### Text to read

# Handwritten Digits Classification using Neural Network

Using only Python and Numpy.

In [None]:
import numpy as np
import pandas as pd
import matplotlib.pyplot as plt

In [None]:
data = pd.read_csv('dataset/train.csv')
data.head()

In [None]:
data = np.array(data)
m, nx = data.shape
data.shape

In [None]:
np.random.shuffle(data)
data = data.T

Y = data[0]
X = data[1:]

nx -= 1
X.shape

In [None]:
Y

In [None]:
# Double Check
print(Y.max(), Y.min())

In [None]:
def init():
    W1 = np.random.rand(10, 784)
    b1 = np.random.rand(10, 1)
    W2 = np.random.rand(10, 10)
    b2 = np.random.rand(10, 1)
    
    return W1, b1, W2, b2

In [None]:
# Hyper parameters
def ReLU(X):
    return np.maximum(X, 0)

def soft_max(Z):
    A = np.exp(Z) / sum(np.exp(Z))
    return A

def one_hot(Y):
    one_hot_Y = np.zeros((Y.size, Y.max() + 1))
    one_hot_Y[np.arange(Y.size), Y] = 1
    one_hot_Y = one_hot_Y.T
    return one_hot_Y

def ReLU_derivative(X):
    return X > 0

In [None]:
# Forward Pass
def forward_propagation(A0, W1, b1, W2, b2):
    Z1 = np.dot(W1, A0)
    np.add(Z1, b1, out=Z1)

    A1 = ReLU(Z1)

    Z2 = np.dot(W2, A1)
    np.add(Z2, b2, out=Z2)

    A2 = soft_max(Z2)

    return Z1, A1, Z2, A2

In [None]:
# Backward Pass
def backward_propagation(X, Y, Z1, A1, Z2, A2, W1, W2):
    corrected = one_hot(Y)

    dZ2 = A2 - corrected
    dW2 = 1 / m * dZ2.dot(A1.T)
    db2 = 1 / m * np.sum(dZ2)
    
    dZ1 = W2.T.dot(dZ2) * ReLU_derivative(Z1)
    dW1 = 1 / m * dZ1.dot(X.T)
    db1 = 1 / m * np.sum(dZ1)

### Directions
- a) Rewrite the block in the digit-classification notebook that begins "# Hyper parameters" as a short list with one line per function, giving what each function returns.
- b) Please carry on the digit-classification notebook, starting right after its last line.
The data has nothing to do with the digit-classification notebook.

### Data records

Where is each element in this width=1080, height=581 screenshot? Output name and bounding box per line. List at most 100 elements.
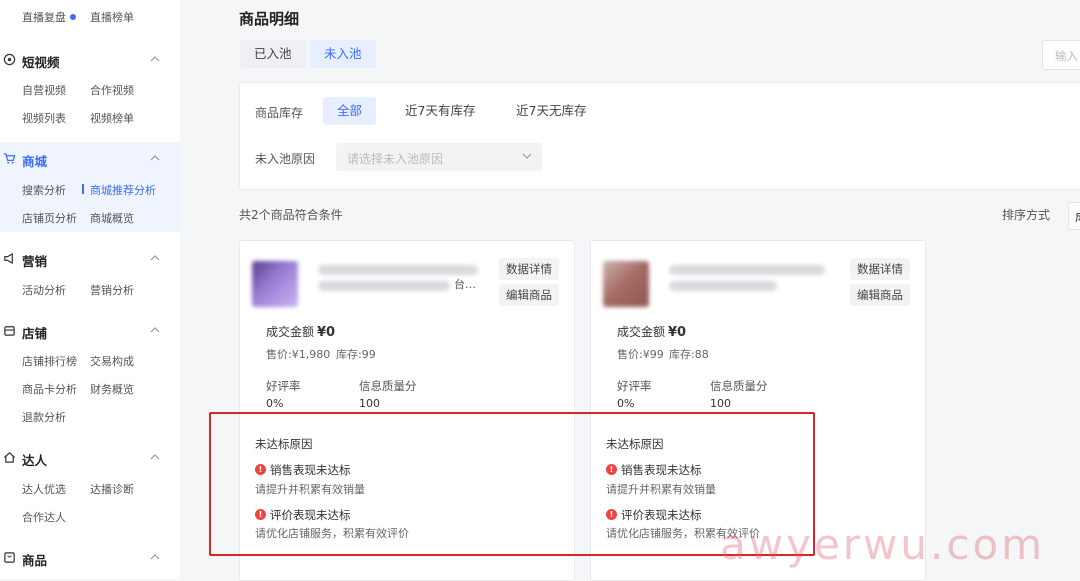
- warning-icon: !: [606, 464, 617, 475]
- store-icon: [4, 326, 15, 336]
- reason-title: 未达标原因: [606, 437, 664, 451]
- watermark: awyerwu.com: [720, 520, 1046, 569]
- reason-title: 未达标原因: [255, 437, 313, 451]
- reason-heading: 评价表现未达标: [621, 508, 702, 522]
- sidebar-section-label: 营销: [22, 254, 48, 269]
- sidebar-item-video-ranking[interactable]: 视频榜单: [90, 110, 134, 126]
- metric-label: 好评率: [617, 379, 652, 393]
- warning-icon: !: [255, 509, 266, 520]
- reason-detail: 请优化店铺服务，积累有效评价: [255, 527, 409, 540]
- reason-select-placeholder: 请选择未入池原因: [347, 152, 444, 166]
- sidebar-item-finance-overview[interactable]: 财务概览: [90, 381, 134, 397]
- sidebar-item-live-ranking[interactable]: 直播榜单: [90, 9, 134, 25]
- tab-not-in-pool[interactable]: 未入池: [310, 40, 376, 68]
- stock-text: 库存:99: [336, 348, 376, 361]
- sidebar-item-live-review[interactable]: 直播复盘: [22, 9, 66, 25]
- warning-icon: !: [606, 509, 617, 520]
- product-card: 台… 数据详情 编辑商品 成交金额 ¥0 售价:¥1,980 库存:99 好评率 …: [239, 240, 575, 581]
- sidebar-item-activity-analysis[interactable]: 活动分析: [22, 282, 66, 298]
- sidebar-section-label: 店铺: [22, 326, 48, 341]
- active-indicator-dot: [70, 14, 76, 20]
- stock-option-no-stock[interactable]: 近7天无库存: [502, 97, 600, 125]
- product-title-blurred: [669, 265, 825, 275]
- sidebar-section-label: 达人: [22, 453, 48, 468]
- sidebar-section-label: 商品: [22, 553, 48, 568]
- chevron-up-icon[interactable]: [150, 55, 160, 62]
- sidebar-item-store-ranking[interactable]: 店铺排行榜: [22, 353, 77, 369]
- edit-product-button[interactable]: 编辑商品: [499, 284, 559, 306]
- stock-filter-label: 商品库存: [255, 106, 304, 120]
- active-item-indicator: [82, 184, 84, 194]
- chevron-up-icon[interactable]: [150, 553, 160, 560]
- circle-target-icon: [3, 53, 16, 66]
- sales-amount: 成交金额 ¥0: [617, 323, 686, 340]
- product-title-blurred: [318, 265, 478, 275]
- chevron-up-icon[interactable]: [150, 154, 160, 161]
- sidebar-item-talent-select[interactable]: 达人优选: [22, 481, 66, 497]
- result-count: 共2个商品符合条件: [239, 208, 343, 222]
- chevron-up-icon[interactable]: [150, 254, 160, 261]
- reason-detail: 请提升并积累有效销量: [255, 483, 365, 496]
- sort-label: 排序方式: [1002, 208, 1051, 222]
- box-icon: [4, 552, 15, 563]
- sidebar-item-own-video[interactable]: 自营视频: [22, 82, 66, 98]
- edit-product-button[interactable]: 编辑商品: [850, 284, 910, 306]
- sort-select-value: 成: [1075, 208, 1080, 225]
- warning-icon: !: [255, 464, 266, 475]
- sidebar-section-product[interactable]: 商品: [0, 547, 180, 569]
- sidebar-section-mall[interactable]: 商城: [0, 148, 180, 170]
- stock-option-has-stock[interactable]: 近7天有库存: [391, 97, 489, 125]
- sidebar-item-video-list[interactable]: 视频列表: [22, 110, 66, 126]
- sidebar-section-label: 商城: [22, 154, 48, 169]
- sidebar-item-search-analysis[interactable]: 搜索分析: [22, 182, 66, 198]
- product-title-blurred: [318, 281, 450, 291]
- sales-amount-value: ¥0: [668, 325, 687, 340]
- chevron-down-icon: [522, 153, 532, 159]
- sidebar-section-talent[interactable]: 达人: [0, 447, 180, 469]
- metric-label: 好评率: [266, 379, 301, 393]
- sidebar-item-marketing-analysis[interactable]: 营销分析: [90, 282, 134, 298]
- reason-heading: 销售表现未达标: [621, 463, 702, 477]
- sidebar-item-store-page-analysis[interactable]: 店铺页分析: [22, 210, 77, 226]
- product-thumbnail: [603, 261, 649, 307]
- page-title: 商品明细: [239, 10, 300, 28]
- sidebar-section-short-video[interactable]: 短视频: [0, 49, 180, 71]
- sidebar-item-mall-recommend-analysis[interactable]: 商城推荐分析: [90, 182, 156, 198]
- sales-amount-label: 成交金额: [617, 325, 666, 339]
- sidebar-item-product-card-analysis[interactable]: 商品卡分析: [22, 381, 77, 397]
- sort-select[interactable]: 成: [1068, 202, 1080, 230]
- reason-heading: 销售表现未达标: [270, 463, 351, 477]
- metric-value: 100: [710, 397, 731, 410]
- sidebar-section-label: 短视频: [22, 55, 60, 70]
- sales-amount-value: ¥0: [317, 325, 336, 340]
- sidebar-item-refund-analysis[interactable]: 退款分析: [22, 409, 66, 425]
- reason-select[interactable]: 请选择未入池原因: [336, 143, 542, 171]
- sidebar-section-store[interactable]: 店铺: [0, 320, 180, 342]
- metric-label: 信息质量分: [359, 379, 417, 393]
- stock-option-all[interactable]: 全部: [323, 97, 377, 125]
- sales-amount-label: 成交金额: [266, 325, 315, 339]
- sidebar-item-trade-composition[interactable]: 交易构成: [90, 353, 134, 369]
- data-detail-button[interactable]: 数据详情: [499, 258, 559, 280]
- product-title-suffix: 台…: [454, 278, 476, 291]
- reason-filter-label: 未入池原因: [255, 152, 316, 166]
- data-detail-button[interactable]: 数据详情: [850, 258, 910, 280]
- metric-value: 100: [359, 397, 380, 410]
- sidebar-item-coop-video[interactable]: 合作视频: [90, 82, 134, 98]
- metric-value: 0%: [266, 397, 284, 410]
- megaphone-icon: [4, 253, 13, 264]
- sidebar-section-marketing[interactable]: 营销: [0, 248, 180, 270]
- chevron-up-icon[interactable]: [150, 326, 160, 333]
- sidebar-item-talent-diagnosis[interactable]: 达播诊断: [90, 481, 134, 497]
- search-input[interactable]: 输入: [1042, 40, 1080, 70]
- chevron-up-icon[interactable]: [150, 453, 160, 460]
- home-user-icon: [3, 452, 16, 463]
- tab-in-pool[interactable]: 已入池: [240, 40, 306, 68]
- metric-label: 信息质量分: [710, 379, 768, 393]
- filter-panel: 商品库存 全部 近7天有库存 近7天无库存 未入池原因 请选择未入池原因: [239, 82, 1080, 190]
- sidebar-item-coop-talent[interactable]: 合作达人: [22, 509, 66, 525]
- sidebar: 直播复盘 直播榜单 短视频 自营视频 合作视频 视频列表 视频榜单 商城 搜索分…: [0, 0, 180, 579]
- sidebar-item-mall-overview[interactable]: 商城概览: [90, 210, 134, 226]
- cart-icon: [3, 153, 16, 164]
- product-thumbnail: [252, 261, 298, 307]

### Answers for this exercise
- a)
- ReLU(X): returns np.maximum(X, 0).
- soft_max(Z): returns np.exp(Z) divided by sum(np.exp(Z)).
- one_hot(Y): makes a zero array of shape (Y.size, Y.max() + 1), puts a 1 at each label's position, and returns the transpose.
- ReLU_derivative(X): returns X > 0.

- b)
    return dW1, db1, dW2, db2

In [None]:
def update_params(W1, b1, W2, b2, dW1, db1, dW2, db2, alpha):
    W1 = W1 - alpha * dW1
    b1 = b1 - alpha * db1

    W2 = W2 - alpha * dW2
    b2 = b2 - alpha * db2
    
    return W1, b1, W2, b2

In [None]:
# Requirements for gradient descent
def get_prediction(A2):
    # Since A2 is 10x1, we need to specify columnar axis, default is row
    return np.argmax(A2, 0)

def get_accuracy_percent(predictions, Y):
    return (np.sum(predictions == Y) / Y.size) * 100

In [None]:
# The Learning
def gradient_descent(X, Y, alpha, iterations):
    W1, b1, W2, b2 = init()

    for i in range(iterations + 1):
        Z1, A1, Z2, A2 = forward_propagation(X, W1, b1, W2, b2)
        dW1, db1, dW2, db2 = backward_propagation(X, Y, Z1, A1, Z2, A2, W1, W2)
        W1, b1, W2, b2 = update_params(W1, b1, W2, b2, dW1, db1, dW2, db2, alpha)

        if i % 10 == 0:
            print(f"Iteration {i}: {get_accuracy_percent(get_prediction(A2), Y)}% Accuracy")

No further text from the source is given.